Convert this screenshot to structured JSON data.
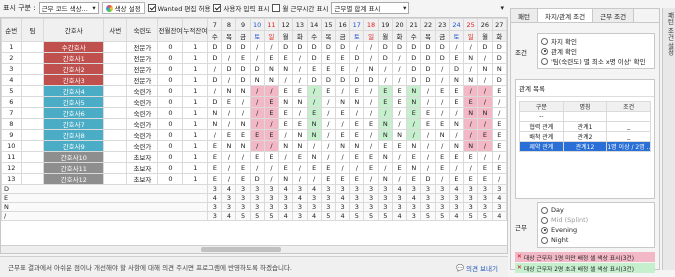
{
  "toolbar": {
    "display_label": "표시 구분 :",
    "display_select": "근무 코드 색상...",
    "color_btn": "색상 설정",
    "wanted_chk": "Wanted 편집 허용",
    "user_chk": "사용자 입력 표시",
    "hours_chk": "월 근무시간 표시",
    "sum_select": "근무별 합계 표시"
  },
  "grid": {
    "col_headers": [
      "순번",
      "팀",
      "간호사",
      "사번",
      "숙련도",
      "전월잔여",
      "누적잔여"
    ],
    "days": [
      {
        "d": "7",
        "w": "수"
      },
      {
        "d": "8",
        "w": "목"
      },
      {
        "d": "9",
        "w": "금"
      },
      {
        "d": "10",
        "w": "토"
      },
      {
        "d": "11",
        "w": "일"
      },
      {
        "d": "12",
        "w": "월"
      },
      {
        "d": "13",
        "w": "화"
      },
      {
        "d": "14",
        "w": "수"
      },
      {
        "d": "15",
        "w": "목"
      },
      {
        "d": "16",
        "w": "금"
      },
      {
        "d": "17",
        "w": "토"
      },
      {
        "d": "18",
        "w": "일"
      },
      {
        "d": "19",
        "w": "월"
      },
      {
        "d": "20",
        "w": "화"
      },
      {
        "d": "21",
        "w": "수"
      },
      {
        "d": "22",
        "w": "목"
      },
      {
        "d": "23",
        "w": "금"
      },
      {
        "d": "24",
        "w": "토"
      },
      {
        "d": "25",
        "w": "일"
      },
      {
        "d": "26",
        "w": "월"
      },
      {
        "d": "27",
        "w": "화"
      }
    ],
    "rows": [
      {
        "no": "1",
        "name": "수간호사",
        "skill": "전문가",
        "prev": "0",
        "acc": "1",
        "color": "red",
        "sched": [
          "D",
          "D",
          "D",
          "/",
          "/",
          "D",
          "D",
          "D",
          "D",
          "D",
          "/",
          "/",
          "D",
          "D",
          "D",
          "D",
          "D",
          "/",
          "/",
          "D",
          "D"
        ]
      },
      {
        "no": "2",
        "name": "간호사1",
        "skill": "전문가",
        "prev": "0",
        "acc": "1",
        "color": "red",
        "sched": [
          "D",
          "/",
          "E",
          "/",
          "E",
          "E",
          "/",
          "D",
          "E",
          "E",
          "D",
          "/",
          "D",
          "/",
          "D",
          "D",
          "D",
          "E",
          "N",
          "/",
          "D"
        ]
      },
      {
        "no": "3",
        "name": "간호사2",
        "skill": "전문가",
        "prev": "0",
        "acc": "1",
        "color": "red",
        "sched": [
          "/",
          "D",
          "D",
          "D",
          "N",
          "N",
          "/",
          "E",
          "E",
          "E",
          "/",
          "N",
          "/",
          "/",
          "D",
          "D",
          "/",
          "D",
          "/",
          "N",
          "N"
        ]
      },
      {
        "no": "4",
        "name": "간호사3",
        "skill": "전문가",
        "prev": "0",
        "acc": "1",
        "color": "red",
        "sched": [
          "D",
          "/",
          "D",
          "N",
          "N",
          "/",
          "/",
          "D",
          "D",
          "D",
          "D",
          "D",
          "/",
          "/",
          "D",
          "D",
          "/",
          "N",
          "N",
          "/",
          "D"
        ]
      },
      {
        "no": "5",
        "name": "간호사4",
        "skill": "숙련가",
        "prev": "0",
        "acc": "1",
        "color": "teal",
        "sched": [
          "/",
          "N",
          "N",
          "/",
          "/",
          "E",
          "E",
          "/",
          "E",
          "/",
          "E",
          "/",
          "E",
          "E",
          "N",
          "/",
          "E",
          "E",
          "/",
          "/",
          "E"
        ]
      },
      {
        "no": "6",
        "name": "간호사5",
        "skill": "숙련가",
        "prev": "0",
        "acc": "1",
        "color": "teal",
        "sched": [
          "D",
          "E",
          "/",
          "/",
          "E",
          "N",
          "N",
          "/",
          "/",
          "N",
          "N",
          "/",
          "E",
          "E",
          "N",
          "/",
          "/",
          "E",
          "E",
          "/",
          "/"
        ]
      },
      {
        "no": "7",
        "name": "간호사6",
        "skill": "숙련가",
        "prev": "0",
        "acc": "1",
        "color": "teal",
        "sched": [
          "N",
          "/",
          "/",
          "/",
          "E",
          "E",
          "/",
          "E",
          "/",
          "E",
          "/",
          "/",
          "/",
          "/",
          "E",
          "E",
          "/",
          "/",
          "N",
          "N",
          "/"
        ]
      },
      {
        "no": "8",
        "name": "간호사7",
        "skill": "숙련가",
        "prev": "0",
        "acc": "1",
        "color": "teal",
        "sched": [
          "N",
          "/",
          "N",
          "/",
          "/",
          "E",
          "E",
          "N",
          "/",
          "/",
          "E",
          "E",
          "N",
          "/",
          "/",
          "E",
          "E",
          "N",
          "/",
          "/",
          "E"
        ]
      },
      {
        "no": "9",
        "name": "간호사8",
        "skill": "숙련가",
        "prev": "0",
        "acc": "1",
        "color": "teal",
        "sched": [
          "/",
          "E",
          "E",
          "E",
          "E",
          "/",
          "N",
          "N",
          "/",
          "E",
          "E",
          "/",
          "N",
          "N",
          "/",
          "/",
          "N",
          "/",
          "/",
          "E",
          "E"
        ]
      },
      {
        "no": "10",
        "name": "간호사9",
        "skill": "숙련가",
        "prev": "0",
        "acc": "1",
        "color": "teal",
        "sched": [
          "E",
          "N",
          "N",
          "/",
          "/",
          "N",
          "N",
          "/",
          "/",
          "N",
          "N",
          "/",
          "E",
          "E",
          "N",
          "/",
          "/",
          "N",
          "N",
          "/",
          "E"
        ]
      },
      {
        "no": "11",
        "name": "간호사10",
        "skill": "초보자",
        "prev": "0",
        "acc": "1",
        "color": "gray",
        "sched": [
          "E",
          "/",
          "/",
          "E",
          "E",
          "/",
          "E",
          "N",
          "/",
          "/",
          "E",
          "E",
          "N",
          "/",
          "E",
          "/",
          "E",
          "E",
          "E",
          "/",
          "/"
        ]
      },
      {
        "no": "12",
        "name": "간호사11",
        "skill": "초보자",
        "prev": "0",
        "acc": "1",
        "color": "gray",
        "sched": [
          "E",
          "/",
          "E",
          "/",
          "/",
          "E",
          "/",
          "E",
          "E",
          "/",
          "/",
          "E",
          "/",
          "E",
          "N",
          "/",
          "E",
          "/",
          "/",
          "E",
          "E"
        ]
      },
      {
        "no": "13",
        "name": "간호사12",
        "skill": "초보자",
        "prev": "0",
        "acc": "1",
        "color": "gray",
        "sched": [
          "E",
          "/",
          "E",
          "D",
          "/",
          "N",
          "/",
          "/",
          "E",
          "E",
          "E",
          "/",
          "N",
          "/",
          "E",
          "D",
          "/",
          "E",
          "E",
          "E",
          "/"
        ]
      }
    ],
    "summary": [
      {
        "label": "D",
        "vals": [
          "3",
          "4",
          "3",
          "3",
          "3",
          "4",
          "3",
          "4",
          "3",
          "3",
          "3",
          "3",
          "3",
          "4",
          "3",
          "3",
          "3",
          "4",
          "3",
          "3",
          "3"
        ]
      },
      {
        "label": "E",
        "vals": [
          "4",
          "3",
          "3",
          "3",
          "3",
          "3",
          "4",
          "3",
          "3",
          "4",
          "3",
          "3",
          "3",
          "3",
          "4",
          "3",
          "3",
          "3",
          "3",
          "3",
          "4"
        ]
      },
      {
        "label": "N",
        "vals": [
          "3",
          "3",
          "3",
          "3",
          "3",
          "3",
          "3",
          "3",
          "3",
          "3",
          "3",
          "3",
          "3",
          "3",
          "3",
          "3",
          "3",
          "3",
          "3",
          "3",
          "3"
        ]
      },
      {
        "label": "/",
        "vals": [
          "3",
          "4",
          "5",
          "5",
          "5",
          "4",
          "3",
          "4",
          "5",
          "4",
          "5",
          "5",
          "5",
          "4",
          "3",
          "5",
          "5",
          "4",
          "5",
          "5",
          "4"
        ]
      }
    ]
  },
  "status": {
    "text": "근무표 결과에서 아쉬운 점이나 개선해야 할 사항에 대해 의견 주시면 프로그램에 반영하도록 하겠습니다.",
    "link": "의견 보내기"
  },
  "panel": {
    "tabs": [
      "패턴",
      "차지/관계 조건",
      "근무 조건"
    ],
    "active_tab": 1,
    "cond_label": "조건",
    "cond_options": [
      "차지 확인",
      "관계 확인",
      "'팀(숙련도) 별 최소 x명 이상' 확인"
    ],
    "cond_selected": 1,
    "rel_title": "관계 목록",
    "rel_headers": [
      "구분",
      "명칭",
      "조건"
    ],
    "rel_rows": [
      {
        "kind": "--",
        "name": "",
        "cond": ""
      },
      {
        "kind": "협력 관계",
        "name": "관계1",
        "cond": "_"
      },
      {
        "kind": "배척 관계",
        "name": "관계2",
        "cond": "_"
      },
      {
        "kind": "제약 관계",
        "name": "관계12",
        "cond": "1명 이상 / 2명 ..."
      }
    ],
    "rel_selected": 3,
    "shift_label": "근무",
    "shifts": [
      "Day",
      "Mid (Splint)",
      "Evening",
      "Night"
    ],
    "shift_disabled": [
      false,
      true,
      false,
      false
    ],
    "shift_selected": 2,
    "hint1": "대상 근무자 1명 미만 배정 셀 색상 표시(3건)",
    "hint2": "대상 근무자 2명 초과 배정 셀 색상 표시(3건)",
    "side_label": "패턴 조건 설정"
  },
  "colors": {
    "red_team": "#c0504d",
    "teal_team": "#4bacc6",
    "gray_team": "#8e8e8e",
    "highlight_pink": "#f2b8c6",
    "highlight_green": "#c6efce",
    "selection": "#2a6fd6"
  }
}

***

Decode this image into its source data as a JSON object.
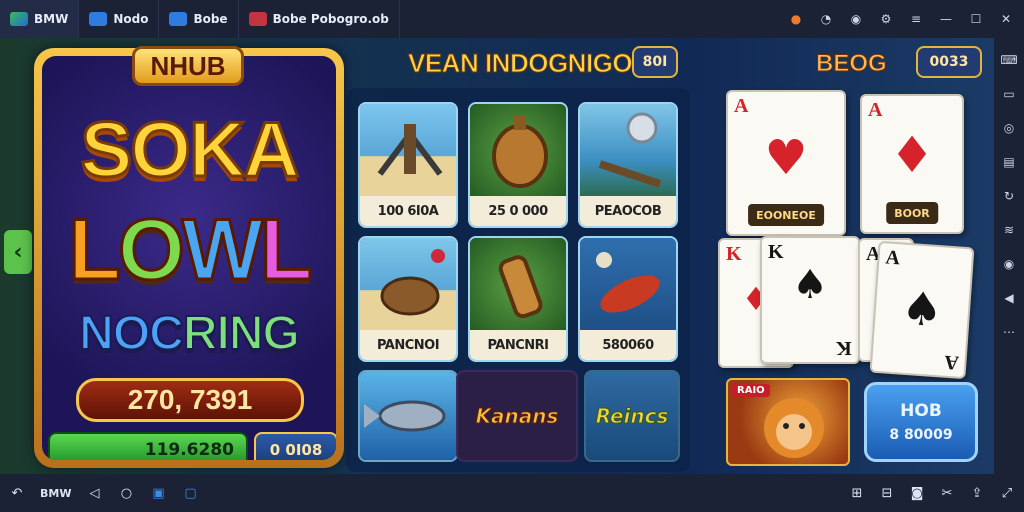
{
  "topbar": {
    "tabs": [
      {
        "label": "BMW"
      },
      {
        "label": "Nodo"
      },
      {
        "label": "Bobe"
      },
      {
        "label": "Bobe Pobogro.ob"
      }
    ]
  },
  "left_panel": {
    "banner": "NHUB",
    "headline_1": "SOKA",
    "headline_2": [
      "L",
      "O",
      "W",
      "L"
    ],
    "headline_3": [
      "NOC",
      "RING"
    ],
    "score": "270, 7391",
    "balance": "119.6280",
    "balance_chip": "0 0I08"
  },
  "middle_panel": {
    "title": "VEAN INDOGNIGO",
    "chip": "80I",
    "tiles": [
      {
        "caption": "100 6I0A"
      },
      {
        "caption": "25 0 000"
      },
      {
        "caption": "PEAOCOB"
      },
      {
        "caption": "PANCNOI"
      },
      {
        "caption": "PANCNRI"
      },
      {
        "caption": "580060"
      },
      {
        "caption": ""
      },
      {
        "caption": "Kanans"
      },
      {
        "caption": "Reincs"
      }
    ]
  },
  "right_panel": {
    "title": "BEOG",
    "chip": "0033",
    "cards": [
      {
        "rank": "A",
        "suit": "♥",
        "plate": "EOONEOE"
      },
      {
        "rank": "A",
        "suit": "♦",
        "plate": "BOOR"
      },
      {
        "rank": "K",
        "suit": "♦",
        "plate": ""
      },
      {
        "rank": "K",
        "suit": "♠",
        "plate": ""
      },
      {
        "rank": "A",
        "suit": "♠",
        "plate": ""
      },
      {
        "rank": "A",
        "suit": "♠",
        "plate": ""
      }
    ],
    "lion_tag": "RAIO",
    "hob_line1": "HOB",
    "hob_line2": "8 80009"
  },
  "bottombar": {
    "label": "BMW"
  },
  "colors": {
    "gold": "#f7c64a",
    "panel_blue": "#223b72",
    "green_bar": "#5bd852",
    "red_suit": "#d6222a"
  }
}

***

→ Directive
Lines in the records that hold the word "caption" are to be counted; give only the total.

→ Final result
9